** Objective **
Quote the listing below in its entirety.

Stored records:
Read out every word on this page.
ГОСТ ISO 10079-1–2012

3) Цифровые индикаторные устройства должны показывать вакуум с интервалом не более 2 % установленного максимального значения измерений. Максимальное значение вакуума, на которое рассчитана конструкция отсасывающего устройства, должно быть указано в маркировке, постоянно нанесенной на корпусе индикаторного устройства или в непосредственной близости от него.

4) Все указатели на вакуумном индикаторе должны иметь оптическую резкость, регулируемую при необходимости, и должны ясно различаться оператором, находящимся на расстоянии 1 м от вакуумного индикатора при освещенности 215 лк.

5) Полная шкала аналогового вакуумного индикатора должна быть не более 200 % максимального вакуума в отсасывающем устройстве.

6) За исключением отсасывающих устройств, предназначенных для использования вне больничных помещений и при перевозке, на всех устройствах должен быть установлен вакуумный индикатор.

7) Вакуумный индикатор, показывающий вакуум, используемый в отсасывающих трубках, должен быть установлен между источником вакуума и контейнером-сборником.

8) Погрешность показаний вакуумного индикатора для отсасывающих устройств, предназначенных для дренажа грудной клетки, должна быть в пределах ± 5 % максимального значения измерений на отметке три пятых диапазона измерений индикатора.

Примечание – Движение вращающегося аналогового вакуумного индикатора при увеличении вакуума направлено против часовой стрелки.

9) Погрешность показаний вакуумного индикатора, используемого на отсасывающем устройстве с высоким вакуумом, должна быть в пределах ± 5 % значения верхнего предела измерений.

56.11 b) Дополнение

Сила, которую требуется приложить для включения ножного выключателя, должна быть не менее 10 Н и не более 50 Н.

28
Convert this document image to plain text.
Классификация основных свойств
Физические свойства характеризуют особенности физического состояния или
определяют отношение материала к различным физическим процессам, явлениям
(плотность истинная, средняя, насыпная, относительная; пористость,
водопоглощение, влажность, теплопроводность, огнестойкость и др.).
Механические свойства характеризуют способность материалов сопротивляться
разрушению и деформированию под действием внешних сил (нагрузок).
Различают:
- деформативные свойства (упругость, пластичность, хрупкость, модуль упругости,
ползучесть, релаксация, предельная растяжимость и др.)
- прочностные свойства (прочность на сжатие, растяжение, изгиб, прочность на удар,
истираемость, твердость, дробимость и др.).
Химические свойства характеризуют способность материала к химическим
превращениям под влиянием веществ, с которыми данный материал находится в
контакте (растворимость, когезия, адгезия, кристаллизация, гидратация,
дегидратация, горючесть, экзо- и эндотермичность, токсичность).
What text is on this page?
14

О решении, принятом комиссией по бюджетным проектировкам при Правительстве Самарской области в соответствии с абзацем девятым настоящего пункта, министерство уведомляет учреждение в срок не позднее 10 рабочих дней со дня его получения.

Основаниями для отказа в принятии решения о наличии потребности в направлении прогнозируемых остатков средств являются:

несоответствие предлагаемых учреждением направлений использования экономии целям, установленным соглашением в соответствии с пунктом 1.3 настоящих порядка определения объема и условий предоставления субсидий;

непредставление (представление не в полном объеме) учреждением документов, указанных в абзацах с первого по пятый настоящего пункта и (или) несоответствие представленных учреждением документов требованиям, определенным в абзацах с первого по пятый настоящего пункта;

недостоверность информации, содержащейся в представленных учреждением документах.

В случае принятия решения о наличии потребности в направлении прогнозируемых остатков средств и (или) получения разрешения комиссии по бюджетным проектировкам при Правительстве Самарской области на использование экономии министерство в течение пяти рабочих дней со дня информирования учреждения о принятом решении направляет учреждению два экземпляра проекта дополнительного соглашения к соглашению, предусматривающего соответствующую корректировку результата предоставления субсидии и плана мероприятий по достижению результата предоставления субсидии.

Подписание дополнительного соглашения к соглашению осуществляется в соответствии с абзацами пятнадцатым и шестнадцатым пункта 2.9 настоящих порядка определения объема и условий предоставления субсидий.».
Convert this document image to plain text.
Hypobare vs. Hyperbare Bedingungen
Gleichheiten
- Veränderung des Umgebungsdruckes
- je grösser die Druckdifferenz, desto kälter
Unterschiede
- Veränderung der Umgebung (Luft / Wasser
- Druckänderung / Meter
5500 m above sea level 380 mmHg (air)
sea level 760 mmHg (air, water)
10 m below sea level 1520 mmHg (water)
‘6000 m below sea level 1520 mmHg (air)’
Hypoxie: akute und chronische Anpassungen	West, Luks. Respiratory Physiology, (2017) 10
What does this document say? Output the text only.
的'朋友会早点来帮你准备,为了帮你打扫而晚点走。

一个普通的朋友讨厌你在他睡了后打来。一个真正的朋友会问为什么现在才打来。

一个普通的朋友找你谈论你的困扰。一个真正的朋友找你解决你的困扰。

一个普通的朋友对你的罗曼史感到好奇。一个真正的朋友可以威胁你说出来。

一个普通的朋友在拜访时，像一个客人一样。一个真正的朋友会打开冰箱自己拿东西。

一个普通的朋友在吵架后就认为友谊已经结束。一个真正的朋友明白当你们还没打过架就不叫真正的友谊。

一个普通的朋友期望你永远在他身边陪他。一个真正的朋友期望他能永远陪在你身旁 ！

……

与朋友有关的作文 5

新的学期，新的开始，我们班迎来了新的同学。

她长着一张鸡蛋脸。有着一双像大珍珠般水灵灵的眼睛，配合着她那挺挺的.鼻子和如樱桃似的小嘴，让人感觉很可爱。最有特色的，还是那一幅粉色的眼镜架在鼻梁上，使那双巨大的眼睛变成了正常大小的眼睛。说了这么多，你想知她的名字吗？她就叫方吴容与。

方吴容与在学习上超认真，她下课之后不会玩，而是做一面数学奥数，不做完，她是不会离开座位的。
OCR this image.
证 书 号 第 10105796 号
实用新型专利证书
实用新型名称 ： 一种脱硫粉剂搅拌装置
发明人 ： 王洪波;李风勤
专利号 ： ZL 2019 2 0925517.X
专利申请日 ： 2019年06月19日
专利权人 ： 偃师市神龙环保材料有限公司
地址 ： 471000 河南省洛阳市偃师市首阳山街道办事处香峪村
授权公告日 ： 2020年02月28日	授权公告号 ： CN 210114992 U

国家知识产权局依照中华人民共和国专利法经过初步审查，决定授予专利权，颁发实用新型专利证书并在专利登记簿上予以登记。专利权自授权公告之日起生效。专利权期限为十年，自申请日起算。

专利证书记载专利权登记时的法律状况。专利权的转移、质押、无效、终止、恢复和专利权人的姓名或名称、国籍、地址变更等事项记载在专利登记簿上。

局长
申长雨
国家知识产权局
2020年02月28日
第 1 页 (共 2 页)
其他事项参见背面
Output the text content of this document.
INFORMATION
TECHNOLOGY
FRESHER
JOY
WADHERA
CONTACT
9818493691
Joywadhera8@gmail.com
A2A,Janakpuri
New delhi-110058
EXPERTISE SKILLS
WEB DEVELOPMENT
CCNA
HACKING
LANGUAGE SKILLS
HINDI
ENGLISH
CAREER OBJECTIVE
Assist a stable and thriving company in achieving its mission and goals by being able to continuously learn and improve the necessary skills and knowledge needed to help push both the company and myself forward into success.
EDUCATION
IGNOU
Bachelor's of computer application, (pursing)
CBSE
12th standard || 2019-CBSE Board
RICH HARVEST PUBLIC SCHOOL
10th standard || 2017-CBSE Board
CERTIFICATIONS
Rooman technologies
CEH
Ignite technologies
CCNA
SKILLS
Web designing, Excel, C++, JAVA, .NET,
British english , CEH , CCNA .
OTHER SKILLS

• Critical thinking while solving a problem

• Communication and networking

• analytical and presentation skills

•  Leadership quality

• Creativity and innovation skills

** Answer for the task **
Read out every word on this page.
ГОСТ ISO 10079-1–2012

3) Цифровые индикаторные устройства должны показывать вакуум с интервалом не более 2 % установленного максимального значения измерений. Максимальное значение вакуума, на которое рассчитана конструкция отсасывающего устройства, должно быть указано в маркировке, постоянно нанесенной на корпусе индикаторного устройства или в непосредственной близости от него.

4) Все указатели на вакуумном индикаторе должны иметь оптическую резкость, регулируемую при необходимости, и должны ясно различаться оператором, находящимся на расстоянии 1 м от вакуумного индикатора при освещенности 215 лк.

5) Полная шкала аналогового вакуумного индикатора должна быть не более 200 % максимального вакуума в отсасывающем устройстве.

6) За исключением отсасывающих устройств, предназначенных для использования вне больничных помещений и при перевозке, на всех устройствах должен быть установлен вакуумный индикатор.

7) Вакуумный индикатор, показывающий вакуум, используемый в отсасывающих трубках, должен быть установлен между источником вакуума и контейнером-сборником.

8) Погрешность показаний вакуумного индикатора для отсасывающих устройств, предназначенных для дренажа грудной клетки, должна быть в пределах ± 5 % максимального значения измерений на отметке три пятых диапазона измерений индикатора.

Примечание – Движение вращающегося аналогового вакуумного индикатора при увеличении вакуума направлено против часовой стрелки.

9) Погрешность показаний вакуумного индикатора, используемого на отсасывающем устройстве с высоким вакуумом, должна быть в пределах ± 5 % значения верхнего предела измерений.

56.11 b) Дополнение

Сила, которую требуется приложить для включения ножного выключателя, должна быть не менее 10 Н и не более 50 Н.

28
Convert this document image to plain text.
Классификация основных свойств
Физические свойства характеризуют особенности физического состояния или
определяют отношение материала к различным физическим процессам, явлениям
(плотность истинная, средняя, насыпная, относительная; пористость,
водопоглощение, влажность, теплопроводность, огнестойкость и др.).
Механические свойства характеризуют способность материалов сопротивляться
разрушению и деформированию под действием внешних сил (нагрузок).
Различают:
- деформативные свойства (упругость, пластичность, хрупкость, модуль упругости,
ползучесть, релаксация, предельная растяжимость и др.)
- прочностные свойства (прочность на сжатие, растяжение, изгиб, прочность на удар,
истираемость, твердость, дробимость и др.).
Химические свойства характеризуют способность материала к химическим
превращениям под влиянием веществ, с которыми данный материал находится в
контакте (растворимость, когезия, адгезия, кристаллизация, гидратация,
дегидратация, горючесть, экзо- и эндотермичность, токсичность).
What text is on this page?
14

О решении, принятом комиссией по бюджетным проектировкам при Правительстве Самарской области в соответствии с абзацем девятым настоящего пункта, министерство уведомляет учреждение в срок не позднее 10 рабочих дней со дня его получения.

Основаниями для отказа в принятии решения о наличии потребности в направлении прогнозируемых остатков средств являются:

несоответствие предлагаемых учреждением направлений использования экономии целям, установленным соглашением в соответствии с пунктом 1.3 настоящих порядка определения объема и условий предоставления субсидий;

непредставление (представление не в полном объеме) учреждением документов, указанных в абзацах с первого по пятый настоящего пункта и (или) несоответствие представленных учреждением документов требованиям, определенным в абзацах с первого по пятый настоящего пункта;

недостоверность информации, содержащейся в представленных учреждением документах.

В случае принятия решения о наличии потребности в направлении прогнозируемых остатков средств и (или) получения разрешения комиссии по бюджетным проектировкам при Правительстве Самарской области на использование экономии министерство в течение пяти рабочих дней со дня информирования учреждения о принятом решении направляет учреждению два экземпляра проекта дополнительного соглашения к соглашению, предусматривающего соответствующую корректировку результата предоставления субсидии и плана мероприятий по достижению результата предоставления субсидии.

Подписание дополнительного соглашения к соглашению осуществляется в соответствии с абзацами пятнадцатым и шестнадцатым пункта 2.9 настоящих порядка определения объема и условий предоставления субсидий.».
Convert this document image to plain text.
Hypobare vs. Hyperbare Bedingungen
Gleichheiten
- Veränderung des Umgebungsdruckes
- je grösser die Druckdifferenz, desto kälter
Unterschiede
- Veränderung der Umgebung (Luft / Wasser
- Druckänderung / Meter
5500 m above sea level 380 mmHg (air)
sea level 760 mmHg (air, water)
10 m below sea level 1520 mmHg (water)
‘6000 m below sea level 1520 mmHg (air)’
Hypoxie: akute und chronische Anpassungen	West, Luks. Respiratory Physiology, (2017) 10
What does this document say? Output the text only.
的'朋友会早点来帮你准备,为了帮你打扫而晚点走。

一个普通的朋友讨厌你在他睡了后打来。一个真正的朋友会问为什么现在才打来。

一个普通的朋友找你谈论你的困扰。一个真正的朋友找你解决你的困扰。

一个普通的朋友对你的罗曼史感到好奇。一个真正的朋友可以威胁你说出来。

一个普通的朋友在拜访时，像一个客人一样。一个真正的朋友会打开冰箱自己拿东西。

一个普通的朋友在吵架后就认为友谊已经结束。一个真正的朋友明白当你们还没打过架就不叫真正的友谊。

一个普通的朋友期望你永远在他身边陪他。一个真正的朋友期望他能永远陪在你身旁 ！

……

与朋友有关的作文 5

新的学期，新的开始，我们班迎来了新的同学。

她长着一张鸡蛋脸。有着一双像大珍珠般水灵灵的眼睛，配合着她那挺挺的.鼻子和如樱桃似的小嘴，让人感觉很可爱。最有特色的，还是那一幅粉色的眼镜架在鼻梁上，使那双巨大的眼睛变成了正常大小的眼睛。说了这么多，你想知她的名字吗？她就叫方吴容与。

方吴容与在学习上超认真，她下课之后不会玩，而是做一面数学奥数，不做完，她是不会离开座位的。
OCR this image.
证 书 号 第 10105796 号
实用新型专利证书
实用新型名称 ： 一种脱硫粉剂搅拌装置
发明人 ： 王洪波;李风勤
专利号 ： ZL 2019 2 0925517.X
专利申请日 ： 2019年06月19日
专利权人 ： 偃师市神龙环保材料有限公司
地址 ： 471000 河南省洛阳市偃师市首阳山街道办事处香峪村
授权公告日 ： 2020年02月28日	授权公告号 ： CN 210114992 U

国家知识产权局依照中华人民共和国专利法经过初步审查，决定授予专利权，颁发实用新型专利证书并在专利登记簿上予以登记。专利权自授权公告之日起生效。专利权期限为十年，自申请日起算。

专利证书记载专利权登记时的法律状况。专利权的转移、质押、无效、终止、恢复和专利权人的姓名或名称、国籍、地址变更等事项记载在专利登记簿上。

局长
申长雨
国家知识产权局
2020年02月28日
第 1 页 (共 2 页)
其他事项参见背面
Output the text content of this document.
INFORMATION
TECHNOLOGY
FRESHER
JOY
WADHERA
CONTACT
9818493691
Joywadhera8@gmail.com
A2A,Janakpuri
New delhi-110058
EXPERTISE SKILLS
WEB DEVELOPMENT
CCNA
HACKING
LANGUAGE SKILLS
HINDI
ENGLISH
CAREER OBJECTIVE
Assist a stable and thriving company in achieving its mission and goals by being able to continuously learn and improve the necessary skills and knowledge needed to help push both the company and myself forward into success.
EDUCATION
IGNOU
Bachelor's of computer application, (pursing)
CBSE
12th standard || 2019-CBSE Board
RICH HARVEST PUBLIC SCHOOL
10th standard || 2017-CBSE Board
CERTIFICATIONS
Rooman technologies
CEH
Ignite technologies
CCNA
SKILLS
Web designing, Excel, C++, JAVA, .NET,
British english , CEH , CCNA .
OTHER SKILLS

• Critical thinking while solving a problem

• Communication and networking

• analytical and presentation skills

•  Leadership quality

• Creativity and innovation skills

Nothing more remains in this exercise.